====== RECORDS PROVIDED ======
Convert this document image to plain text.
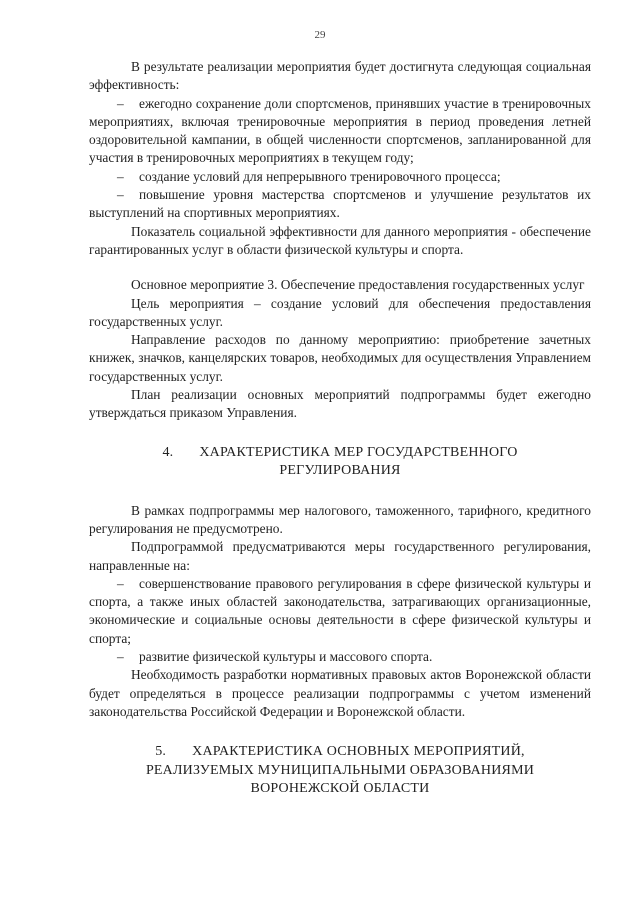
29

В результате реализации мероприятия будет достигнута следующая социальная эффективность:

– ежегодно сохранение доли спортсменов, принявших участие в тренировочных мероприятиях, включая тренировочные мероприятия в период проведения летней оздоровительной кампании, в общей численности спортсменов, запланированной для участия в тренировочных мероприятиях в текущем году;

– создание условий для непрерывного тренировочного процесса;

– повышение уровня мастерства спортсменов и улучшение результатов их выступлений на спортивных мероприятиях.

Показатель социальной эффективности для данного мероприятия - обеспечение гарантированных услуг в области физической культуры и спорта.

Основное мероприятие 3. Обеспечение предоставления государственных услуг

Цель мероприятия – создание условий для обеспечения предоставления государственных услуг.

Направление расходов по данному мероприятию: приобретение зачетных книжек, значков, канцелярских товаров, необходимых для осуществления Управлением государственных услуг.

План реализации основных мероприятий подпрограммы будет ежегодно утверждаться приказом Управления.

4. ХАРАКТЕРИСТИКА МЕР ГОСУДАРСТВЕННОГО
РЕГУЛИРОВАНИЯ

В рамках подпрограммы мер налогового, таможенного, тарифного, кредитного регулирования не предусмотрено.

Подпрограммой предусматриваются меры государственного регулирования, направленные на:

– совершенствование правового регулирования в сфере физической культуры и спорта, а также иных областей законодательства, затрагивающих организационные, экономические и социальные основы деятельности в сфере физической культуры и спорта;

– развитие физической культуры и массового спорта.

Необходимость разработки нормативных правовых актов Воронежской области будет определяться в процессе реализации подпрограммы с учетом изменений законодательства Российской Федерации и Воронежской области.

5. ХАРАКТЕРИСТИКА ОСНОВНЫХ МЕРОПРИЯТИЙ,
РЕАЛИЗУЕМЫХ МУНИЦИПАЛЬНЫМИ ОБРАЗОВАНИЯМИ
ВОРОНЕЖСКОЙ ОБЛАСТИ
======
====== RECORDS PROVIDED ======
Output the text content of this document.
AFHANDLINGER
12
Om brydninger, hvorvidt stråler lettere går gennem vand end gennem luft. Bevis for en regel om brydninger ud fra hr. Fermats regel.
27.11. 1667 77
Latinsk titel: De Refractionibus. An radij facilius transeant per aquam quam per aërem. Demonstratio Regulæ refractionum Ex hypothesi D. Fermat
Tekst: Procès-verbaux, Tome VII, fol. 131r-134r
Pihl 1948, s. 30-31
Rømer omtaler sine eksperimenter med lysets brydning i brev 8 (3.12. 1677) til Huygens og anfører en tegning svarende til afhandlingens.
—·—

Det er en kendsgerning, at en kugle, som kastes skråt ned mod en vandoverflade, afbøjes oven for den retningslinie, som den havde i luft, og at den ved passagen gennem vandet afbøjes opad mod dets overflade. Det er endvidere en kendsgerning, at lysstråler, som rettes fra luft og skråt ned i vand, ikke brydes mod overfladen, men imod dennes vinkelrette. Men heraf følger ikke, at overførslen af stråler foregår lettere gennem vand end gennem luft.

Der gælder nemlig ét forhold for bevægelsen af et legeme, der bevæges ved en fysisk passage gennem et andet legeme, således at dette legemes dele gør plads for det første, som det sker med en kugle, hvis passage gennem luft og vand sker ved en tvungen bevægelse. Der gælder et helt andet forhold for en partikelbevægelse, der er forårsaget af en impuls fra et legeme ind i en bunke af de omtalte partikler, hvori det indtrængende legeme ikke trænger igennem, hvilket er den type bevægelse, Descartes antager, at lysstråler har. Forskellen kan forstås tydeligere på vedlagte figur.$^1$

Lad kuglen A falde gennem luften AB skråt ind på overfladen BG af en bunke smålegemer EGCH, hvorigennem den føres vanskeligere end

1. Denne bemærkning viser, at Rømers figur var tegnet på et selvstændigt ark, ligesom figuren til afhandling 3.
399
======
====== RECORDS PROVIDED ======
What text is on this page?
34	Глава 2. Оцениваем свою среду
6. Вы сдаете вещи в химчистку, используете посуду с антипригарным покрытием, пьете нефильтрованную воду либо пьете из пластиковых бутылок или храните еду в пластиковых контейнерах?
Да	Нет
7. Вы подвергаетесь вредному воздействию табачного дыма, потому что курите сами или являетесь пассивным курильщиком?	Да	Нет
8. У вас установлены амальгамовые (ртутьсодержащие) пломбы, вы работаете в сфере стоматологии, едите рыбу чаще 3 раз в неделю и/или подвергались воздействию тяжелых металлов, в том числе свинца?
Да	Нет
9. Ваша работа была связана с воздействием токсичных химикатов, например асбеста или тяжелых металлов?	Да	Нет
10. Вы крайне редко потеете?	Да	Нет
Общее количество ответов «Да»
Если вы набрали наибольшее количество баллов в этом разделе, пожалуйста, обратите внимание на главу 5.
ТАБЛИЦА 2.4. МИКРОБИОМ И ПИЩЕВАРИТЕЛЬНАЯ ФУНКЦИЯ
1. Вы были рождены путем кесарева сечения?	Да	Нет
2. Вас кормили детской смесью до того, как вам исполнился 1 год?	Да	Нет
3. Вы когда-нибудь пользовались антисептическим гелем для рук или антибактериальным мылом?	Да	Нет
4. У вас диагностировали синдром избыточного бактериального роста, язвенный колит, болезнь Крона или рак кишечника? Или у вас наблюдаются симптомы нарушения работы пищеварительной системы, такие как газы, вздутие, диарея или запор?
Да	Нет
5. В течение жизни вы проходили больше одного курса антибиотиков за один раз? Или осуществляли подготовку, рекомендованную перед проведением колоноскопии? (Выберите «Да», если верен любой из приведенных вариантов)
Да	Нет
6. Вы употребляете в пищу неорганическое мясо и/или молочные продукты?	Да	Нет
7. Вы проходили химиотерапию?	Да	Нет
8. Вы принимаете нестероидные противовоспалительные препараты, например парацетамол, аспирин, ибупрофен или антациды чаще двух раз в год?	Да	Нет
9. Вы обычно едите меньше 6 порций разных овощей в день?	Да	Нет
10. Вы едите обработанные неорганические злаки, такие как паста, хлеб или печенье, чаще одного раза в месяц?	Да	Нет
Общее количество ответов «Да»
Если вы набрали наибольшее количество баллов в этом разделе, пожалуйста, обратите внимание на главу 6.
======
- GIVEN REQUEST -
Select and copy each line from the data that includes the word "проходили".

- WRITTEN SOLUTION -
5. В течение жизни вы проходили больше одного курса антибиотиков за один раз? Или осуществляли подготовку, рекомендованную перед проведением колоноскопии? (Выберите «Да», если верен любой из приведенных вариантов)
7. Вы проходили химиотерапию?	Да	Нет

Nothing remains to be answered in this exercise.